* begin *

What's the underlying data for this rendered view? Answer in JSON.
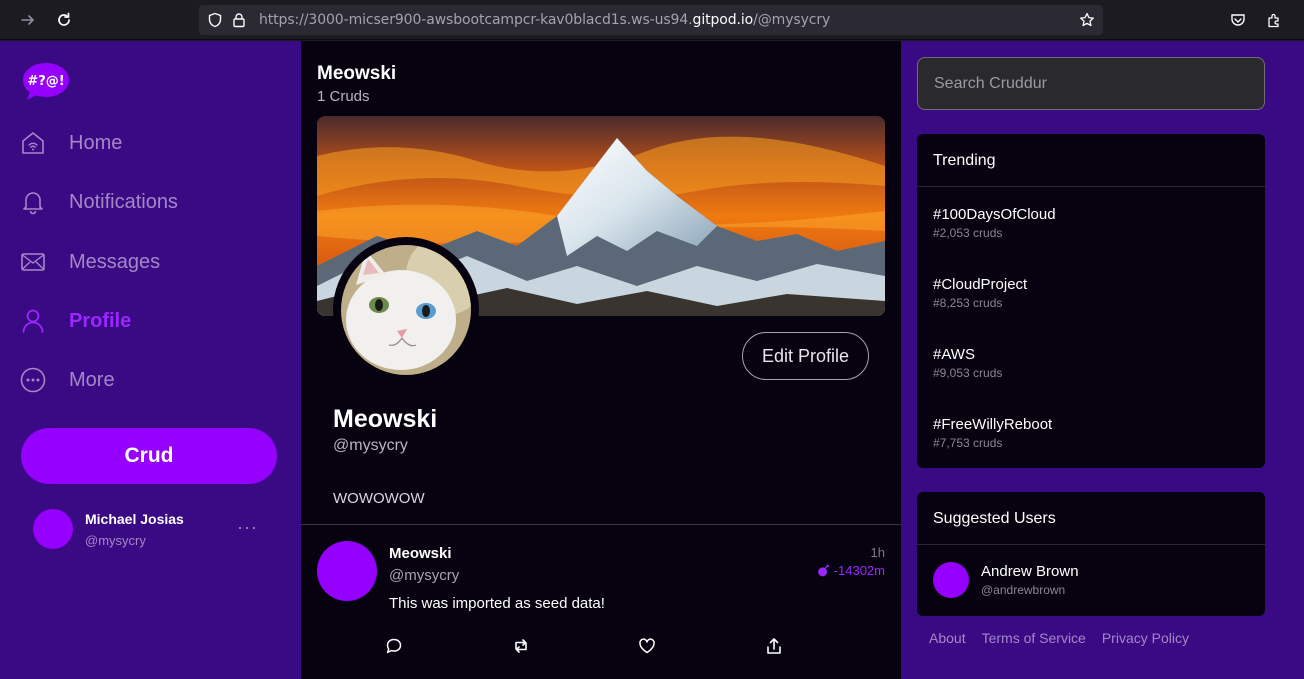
{
  "browser": {
    "url_prefix": "https://3000-micser900-awsbootcampcr-kav0blacd1s.ws-us94.",
    "url_domain": "gitpod.io",
    "url_suffix": "/@mysycry"
  },
  "sidebar": {
    "logo_text": "#?@!",
    "items": [
      {
        "label": "Home",
        "icon": "home-icon"
      },
      {
        "label": "Notifications",
        "icon": "bell-icon"
      },
      {
        "label": "Messages",
        "icon": "envelope-icon"
      },
      {
        "label": "Profile",
        "icon": "person-icon"
      },
      {
        "label": "More",
        "icon": "more-circle-icon"
      }
    ],
    "crud_label": "Crud",
    "user": {
      "name": "Michael Josias",
      "handle": "@mysycry",
      "more": "···"
    }
  },
  "main": {
    "display_name": "Meowski",
    "cruds_count": "1 Cruds",
    "edit_profile_label": "Edit Profile",
    "profile": {
      "name": "Meowski",
      "handle": "@mysycry",
      "bio": "WOWOWOW"
    },
    "post": {
      "name": "Meowski",
      "handle": "@mysycry",
      "text": "This was imported as seed data!",
      "time": "1h",
      "expires": "-14302m"
    }
  },
  "right": {
    "search_placeholder": "Search Cruddur",
    "trending_title": "Trending",
    "trending": [
      {
        "tag": "#100DaysOfCloud",
        "count": "#2,053 cruds"
      },
      {
        "tag": "#CloudProject",
        "count": "#8,253 cruds"
      },
      {
        "tag": "#AWS",
        "count": "#9,053 cruds"
      },
      {
        "tag": "#FreeWillyReboot",
        "count": "#7,753 cruds"
      }
    ],
    "suggested_title": "Suggested Users",
    "suggested": [
      {
        "name": "Andrew Brown",
        "handle": "@andrewbrown"
      }
    ],
    "footer": [
      "About",
      "Terms of Service",
      "Privacy Policy"
    ]
  },
  "colors": {
    "accent": "#9500ff",
    "sidebar_bg": "#3a0a84",
    "main_bg": "#07020f"
  }
}
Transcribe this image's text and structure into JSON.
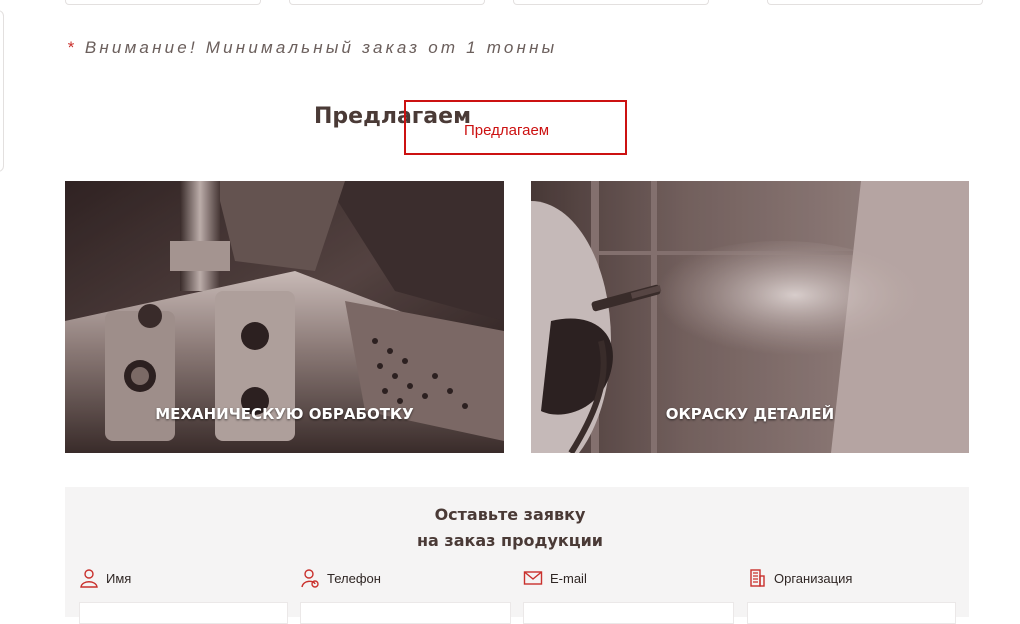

* end *

WRITTEN REQUEST: Using the material above, report each line where "icon" occurs.

THE RESULT:
        "icon": "home-icon"
        "icon": "bell-icon"
        "icon": "envelope-icon"
        "icon": "person-icon"
        "icon": "more-circle-icon"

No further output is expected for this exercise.